== WHAT YOU SHOULD DO ==
Your answer should be one number: how many lines of the records hold the string "settings".

== THE INPUT ==

+===+

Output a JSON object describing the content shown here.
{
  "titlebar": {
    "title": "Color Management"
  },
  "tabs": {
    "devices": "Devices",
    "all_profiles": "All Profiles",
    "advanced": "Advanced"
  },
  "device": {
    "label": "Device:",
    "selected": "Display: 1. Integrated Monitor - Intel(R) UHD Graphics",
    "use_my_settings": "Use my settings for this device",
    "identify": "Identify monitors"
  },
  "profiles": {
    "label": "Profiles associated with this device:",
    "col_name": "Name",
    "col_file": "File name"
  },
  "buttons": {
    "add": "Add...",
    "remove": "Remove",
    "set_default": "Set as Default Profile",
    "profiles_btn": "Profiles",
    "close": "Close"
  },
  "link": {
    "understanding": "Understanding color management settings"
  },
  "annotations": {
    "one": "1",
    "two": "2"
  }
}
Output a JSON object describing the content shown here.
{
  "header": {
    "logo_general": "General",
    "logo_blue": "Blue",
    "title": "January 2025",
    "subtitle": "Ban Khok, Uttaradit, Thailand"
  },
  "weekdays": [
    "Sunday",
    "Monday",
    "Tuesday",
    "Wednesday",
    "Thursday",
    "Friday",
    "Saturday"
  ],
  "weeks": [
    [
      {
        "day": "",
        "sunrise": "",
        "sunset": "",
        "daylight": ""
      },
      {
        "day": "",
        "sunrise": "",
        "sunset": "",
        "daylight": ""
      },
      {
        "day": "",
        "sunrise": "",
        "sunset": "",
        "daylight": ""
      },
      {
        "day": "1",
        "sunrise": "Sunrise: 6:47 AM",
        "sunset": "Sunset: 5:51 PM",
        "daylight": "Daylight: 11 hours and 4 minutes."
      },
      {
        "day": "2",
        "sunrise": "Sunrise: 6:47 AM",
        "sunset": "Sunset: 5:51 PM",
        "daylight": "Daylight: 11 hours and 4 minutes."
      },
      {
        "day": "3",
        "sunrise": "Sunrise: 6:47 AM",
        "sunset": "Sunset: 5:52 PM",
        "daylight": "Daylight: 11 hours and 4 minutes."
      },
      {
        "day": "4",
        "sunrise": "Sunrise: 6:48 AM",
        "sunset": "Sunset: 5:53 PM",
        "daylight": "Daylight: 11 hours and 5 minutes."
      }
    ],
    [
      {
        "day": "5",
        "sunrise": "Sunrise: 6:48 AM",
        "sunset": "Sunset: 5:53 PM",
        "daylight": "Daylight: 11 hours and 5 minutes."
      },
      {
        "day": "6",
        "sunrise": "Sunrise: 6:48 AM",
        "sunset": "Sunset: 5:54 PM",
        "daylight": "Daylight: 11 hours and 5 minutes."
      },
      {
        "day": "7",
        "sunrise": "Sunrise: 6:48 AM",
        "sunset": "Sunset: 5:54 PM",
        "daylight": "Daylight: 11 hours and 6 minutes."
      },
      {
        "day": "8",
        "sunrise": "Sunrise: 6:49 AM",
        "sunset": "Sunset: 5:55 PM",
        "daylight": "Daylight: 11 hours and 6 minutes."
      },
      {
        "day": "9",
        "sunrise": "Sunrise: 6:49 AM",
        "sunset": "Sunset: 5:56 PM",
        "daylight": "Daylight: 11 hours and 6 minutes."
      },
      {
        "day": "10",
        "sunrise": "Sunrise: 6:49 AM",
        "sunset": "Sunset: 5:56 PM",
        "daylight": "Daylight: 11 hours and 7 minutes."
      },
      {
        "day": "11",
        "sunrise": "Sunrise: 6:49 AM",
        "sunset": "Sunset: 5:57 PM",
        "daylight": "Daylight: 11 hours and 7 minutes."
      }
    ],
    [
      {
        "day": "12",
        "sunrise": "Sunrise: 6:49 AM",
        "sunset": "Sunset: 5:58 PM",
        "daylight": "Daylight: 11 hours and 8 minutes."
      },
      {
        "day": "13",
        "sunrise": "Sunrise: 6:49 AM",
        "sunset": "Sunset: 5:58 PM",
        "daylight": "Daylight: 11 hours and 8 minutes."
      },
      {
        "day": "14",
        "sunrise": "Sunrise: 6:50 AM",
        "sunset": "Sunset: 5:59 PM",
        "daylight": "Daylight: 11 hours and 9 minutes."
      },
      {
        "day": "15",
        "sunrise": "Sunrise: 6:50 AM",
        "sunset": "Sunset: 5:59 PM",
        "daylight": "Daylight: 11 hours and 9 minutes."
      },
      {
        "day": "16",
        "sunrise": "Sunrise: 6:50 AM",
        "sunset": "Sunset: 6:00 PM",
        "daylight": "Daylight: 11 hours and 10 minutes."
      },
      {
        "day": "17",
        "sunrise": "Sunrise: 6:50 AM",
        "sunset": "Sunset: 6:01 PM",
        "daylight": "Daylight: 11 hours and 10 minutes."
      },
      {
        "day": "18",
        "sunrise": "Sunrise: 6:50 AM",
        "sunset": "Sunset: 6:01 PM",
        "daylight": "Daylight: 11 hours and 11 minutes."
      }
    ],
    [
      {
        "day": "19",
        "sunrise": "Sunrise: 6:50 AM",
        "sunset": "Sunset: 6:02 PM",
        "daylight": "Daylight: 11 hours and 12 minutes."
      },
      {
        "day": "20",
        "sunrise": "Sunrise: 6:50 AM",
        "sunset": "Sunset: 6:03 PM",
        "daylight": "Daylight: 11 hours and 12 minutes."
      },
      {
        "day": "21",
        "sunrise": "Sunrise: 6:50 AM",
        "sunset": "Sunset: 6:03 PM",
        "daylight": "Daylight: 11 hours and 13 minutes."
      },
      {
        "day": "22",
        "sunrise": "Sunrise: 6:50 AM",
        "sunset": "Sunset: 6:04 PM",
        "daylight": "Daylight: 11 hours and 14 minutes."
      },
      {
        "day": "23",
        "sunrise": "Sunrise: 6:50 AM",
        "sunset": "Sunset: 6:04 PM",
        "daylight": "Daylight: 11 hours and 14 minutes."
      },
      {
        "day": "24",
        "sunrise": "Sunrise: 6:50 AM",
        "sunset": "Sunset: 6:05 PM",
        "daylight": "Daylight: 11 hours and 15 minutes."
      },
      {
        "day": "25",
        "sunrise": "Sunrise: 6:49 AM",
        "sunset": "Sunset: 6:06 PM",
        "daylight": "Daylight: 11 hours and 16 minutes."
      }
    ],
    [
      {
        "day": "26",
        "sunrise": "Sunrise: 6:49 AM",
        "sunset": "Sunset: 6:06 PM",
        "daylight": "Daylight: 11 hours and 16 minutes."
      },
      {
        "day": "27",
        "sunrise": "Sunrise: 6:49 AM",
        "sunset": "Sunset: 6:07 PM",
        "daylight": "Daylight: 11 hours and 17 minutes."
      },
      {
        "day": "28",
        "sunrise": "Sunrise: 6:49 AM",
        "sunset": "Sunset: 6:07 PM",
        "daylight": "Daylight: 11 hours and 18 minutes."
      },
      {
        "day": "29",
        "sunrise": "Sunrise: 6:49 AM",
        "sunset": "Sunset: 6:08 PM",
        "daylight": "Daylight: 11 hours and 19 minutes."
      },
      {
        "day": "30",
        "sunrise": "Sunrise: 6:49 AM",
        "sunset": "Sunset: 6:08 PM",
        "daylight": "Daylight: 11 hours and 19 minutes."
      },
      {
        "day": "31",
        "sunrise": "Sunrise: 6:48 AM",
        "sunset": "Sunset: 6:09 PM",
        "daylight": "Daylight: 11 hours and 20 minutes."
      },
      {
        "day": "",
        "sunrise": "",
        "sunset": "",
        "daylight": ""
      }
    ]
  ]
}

+===+

== REPLY ==
2